Goal of the exercise: Identify the lines that include the word "biri", then copy all of them.

Records to use:
----

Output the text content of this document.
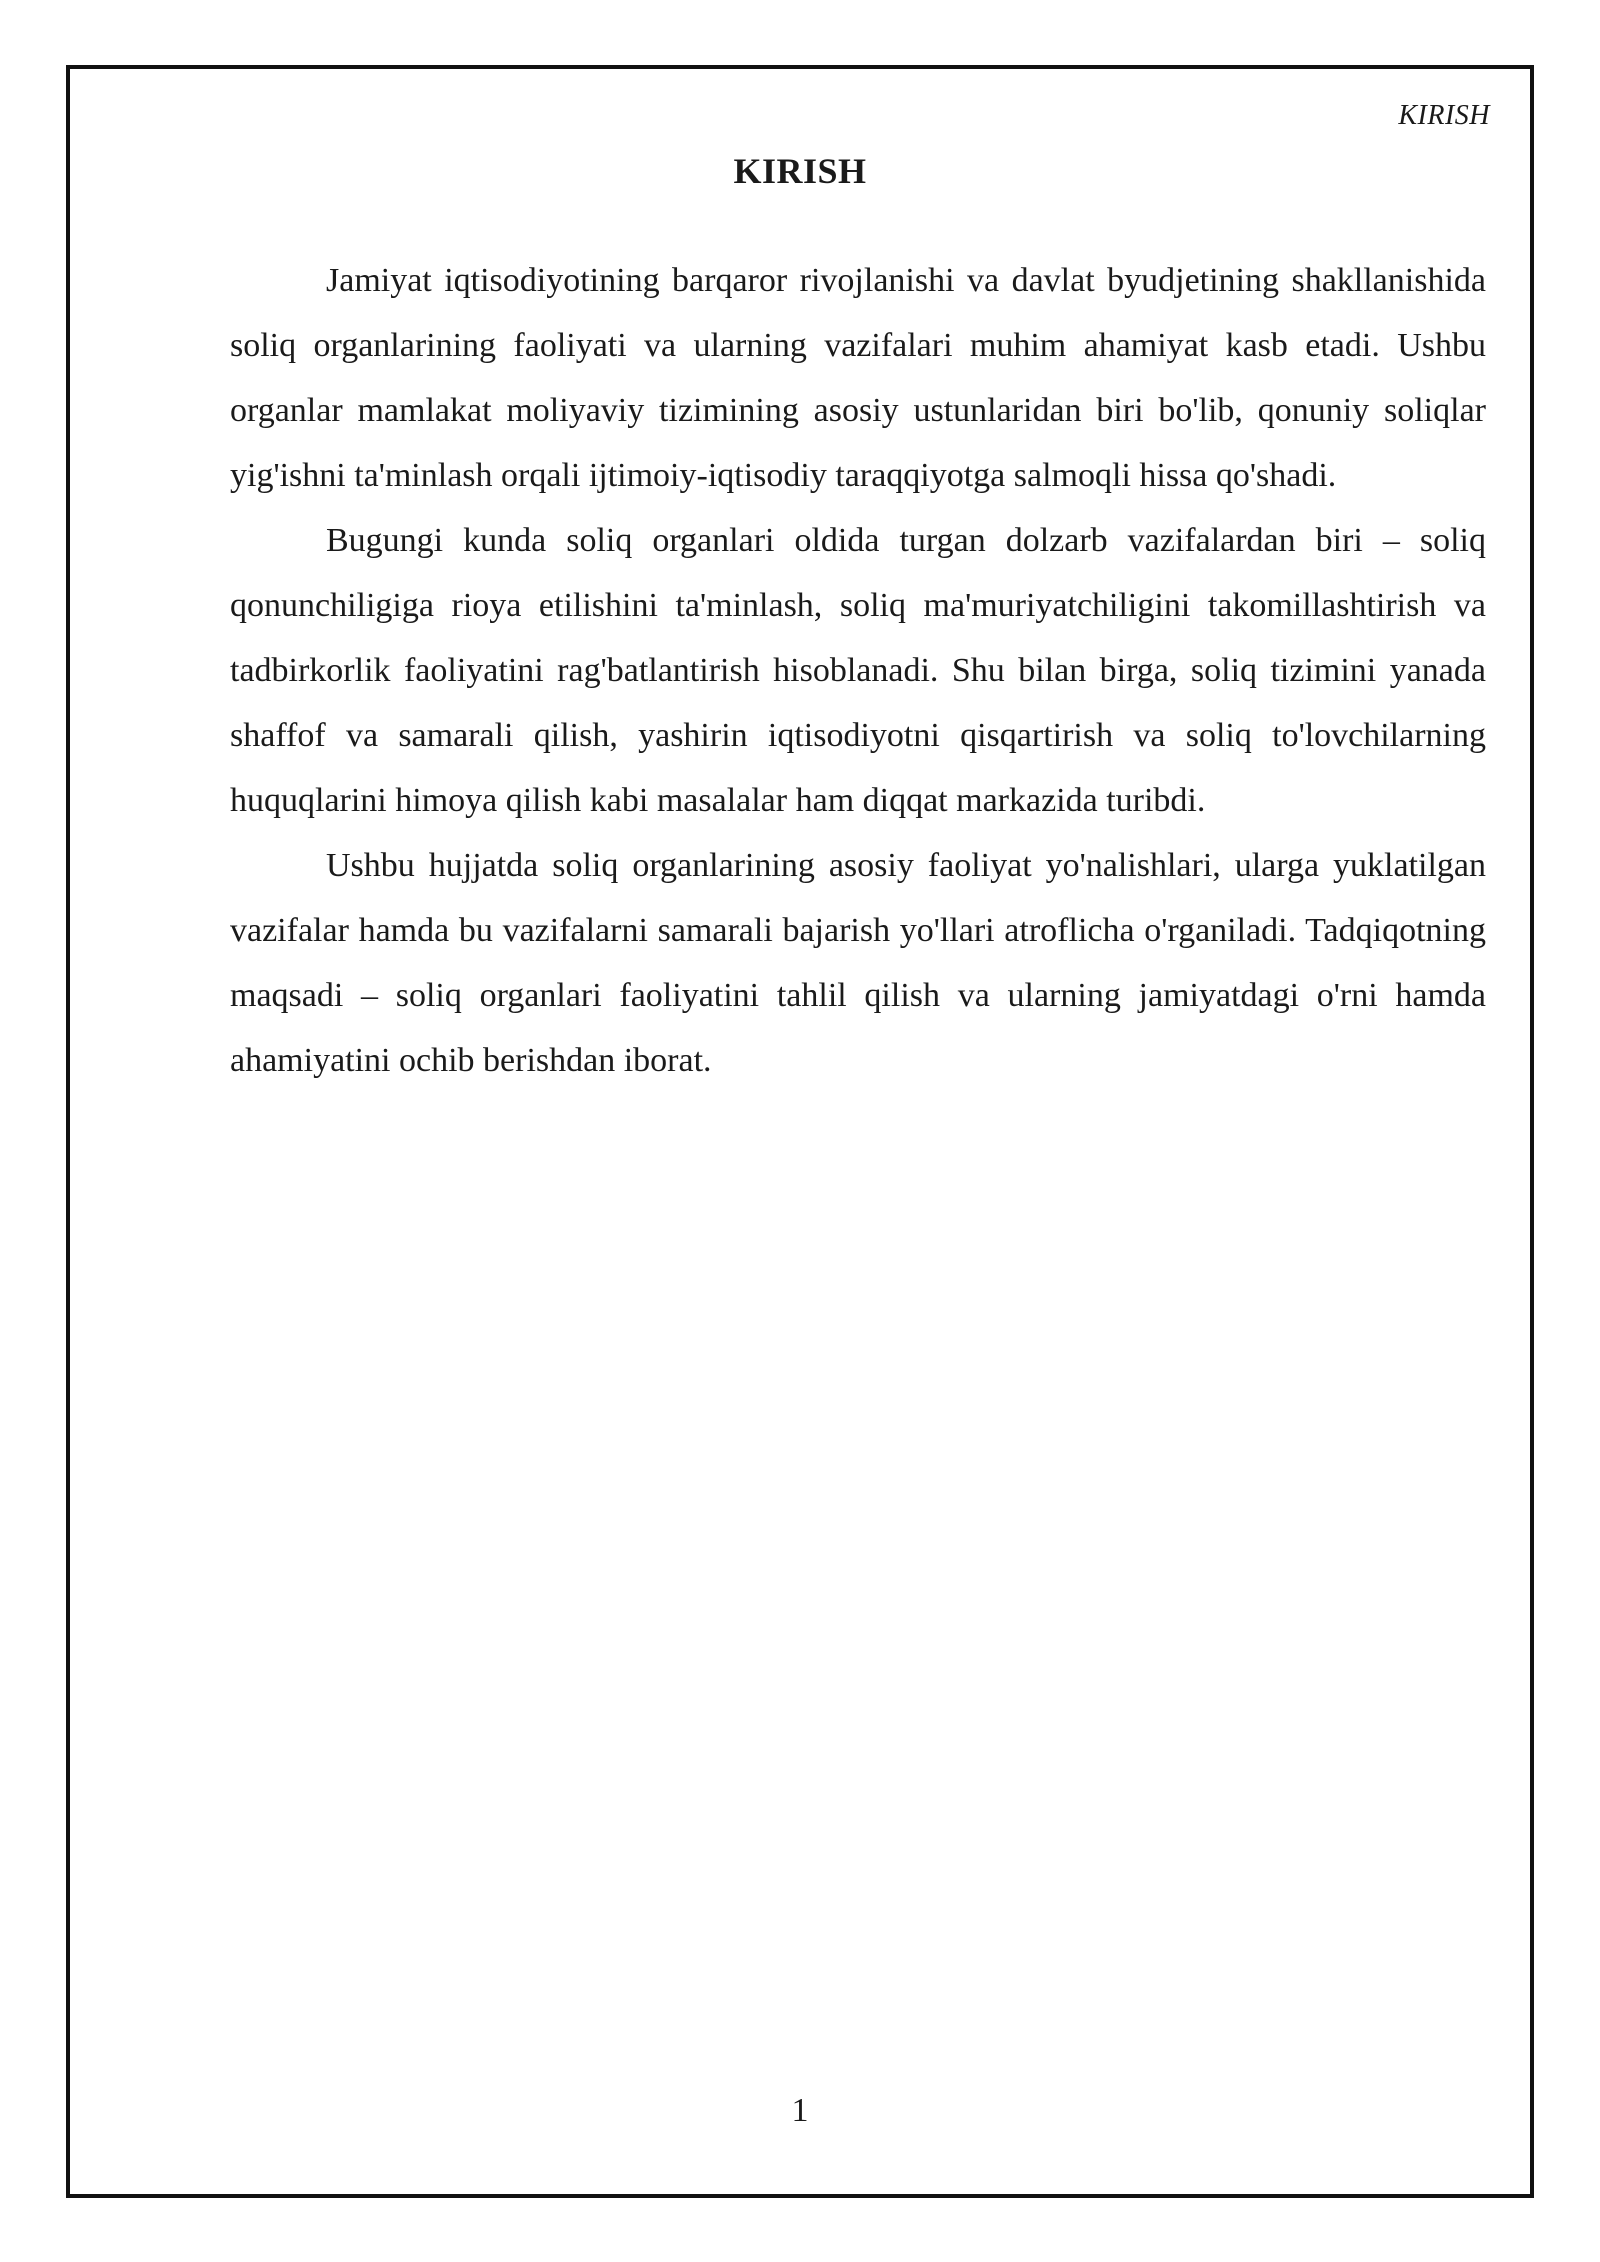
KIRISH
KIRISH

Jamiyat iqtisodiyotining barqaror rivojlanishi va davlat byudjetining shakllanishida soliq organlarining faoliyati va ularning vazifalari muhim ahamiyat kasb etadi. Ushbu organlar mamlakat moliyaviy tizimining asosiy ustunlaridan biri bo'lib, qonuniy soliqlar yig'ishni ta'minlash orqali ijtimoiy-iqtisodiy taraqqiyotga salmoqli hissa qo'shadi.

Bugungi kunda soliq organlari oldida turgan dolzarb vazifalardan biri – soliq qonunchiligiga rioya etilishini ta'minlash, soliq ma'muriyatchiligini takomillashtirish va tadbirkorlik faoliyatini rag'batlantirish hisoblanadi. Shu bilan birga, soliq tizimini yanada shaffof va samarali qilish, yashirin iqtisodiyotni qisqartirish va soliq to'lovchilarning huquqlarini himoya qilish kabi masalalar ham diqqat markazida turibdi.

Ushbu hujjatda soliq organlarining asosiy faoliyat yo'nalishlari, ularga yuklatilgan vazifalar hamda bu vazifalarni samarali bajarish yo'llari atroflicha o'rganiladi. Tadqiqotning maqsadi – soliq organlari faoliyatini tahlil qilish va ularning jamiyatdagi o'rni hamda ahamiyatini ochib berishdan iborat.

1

----

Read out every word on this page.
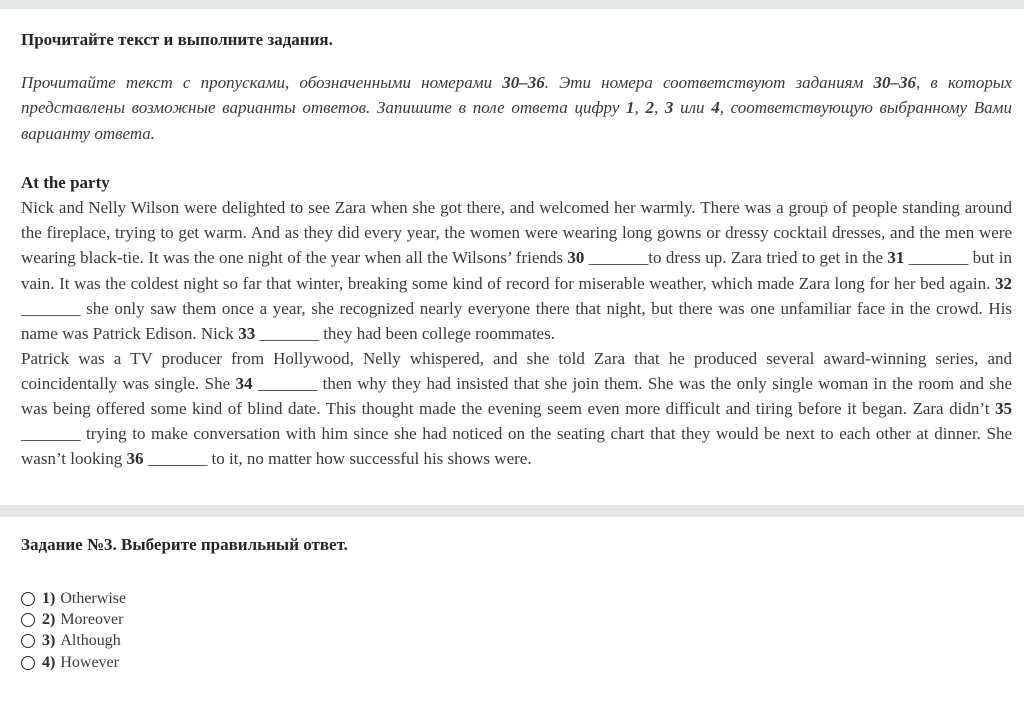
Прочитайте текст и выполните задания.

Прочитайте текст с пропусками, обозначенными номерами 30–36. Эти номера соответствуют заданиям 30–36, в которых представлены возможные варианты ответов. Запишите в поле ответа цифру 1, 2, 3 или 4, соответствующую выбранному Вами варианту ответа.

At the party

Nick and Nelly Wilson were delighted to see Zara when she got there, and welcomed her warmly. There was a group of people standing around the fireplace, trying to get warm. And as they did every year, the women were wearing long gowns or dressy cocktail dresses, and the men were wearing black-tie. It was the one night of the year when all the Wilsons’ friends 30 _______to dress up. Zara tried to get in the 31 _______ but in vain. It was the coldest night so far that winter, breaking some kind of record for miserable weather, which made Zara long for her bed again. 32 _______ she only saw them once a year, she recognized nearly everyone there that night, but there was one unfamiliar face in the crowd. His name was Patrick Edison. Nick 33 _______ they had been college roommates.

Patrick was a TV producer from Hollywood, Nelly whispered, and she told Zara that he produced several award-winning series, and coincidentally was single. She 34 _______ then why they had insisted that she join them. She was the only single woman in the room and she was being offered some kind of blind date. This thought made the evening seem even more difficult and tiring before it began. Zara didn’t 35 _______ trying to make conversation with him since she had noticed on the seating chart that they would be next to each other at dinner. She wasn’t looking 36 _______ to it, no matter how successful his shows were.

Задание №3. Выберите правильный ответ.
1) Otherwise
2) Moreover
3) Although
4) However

----

Problem solution:
Jamiyat iqtisodiyotining barqaror rivojlanishi va davlat byudjetining shakllanishida soliq organlarining faoliyati va ularning vazifalari muhim ahamiyat kasb etadi. Ushbu organlar mamlakat moliyaviy tizimining asosiy ustunlaridan biri bo'lib, qonuniy soliqlar yig'ishni ta'minlash orqali ijtimoiy-iqtisodiy taraqqiyotga salmoqli hissa qo'shadi.
Bugungi kunda soliq organlari oldida turgan dolzarb vazifalardan biri – soliq qonunchiligiga rioya etilishini ta'minlash, soliq ma'muriyatchiligini takomillashtirish va tadbirkorlik faoliyatini rag'batlantirish hisoblanadi. Shu bilan birga, soliq tizimini yanada shaffof va samarali qilish, yashirin iqtisodiyotni qisqartirish va soliq to'lovchilarning huquqlarini himoya qilish kabi masalalar ham diqqat markazida turibdi.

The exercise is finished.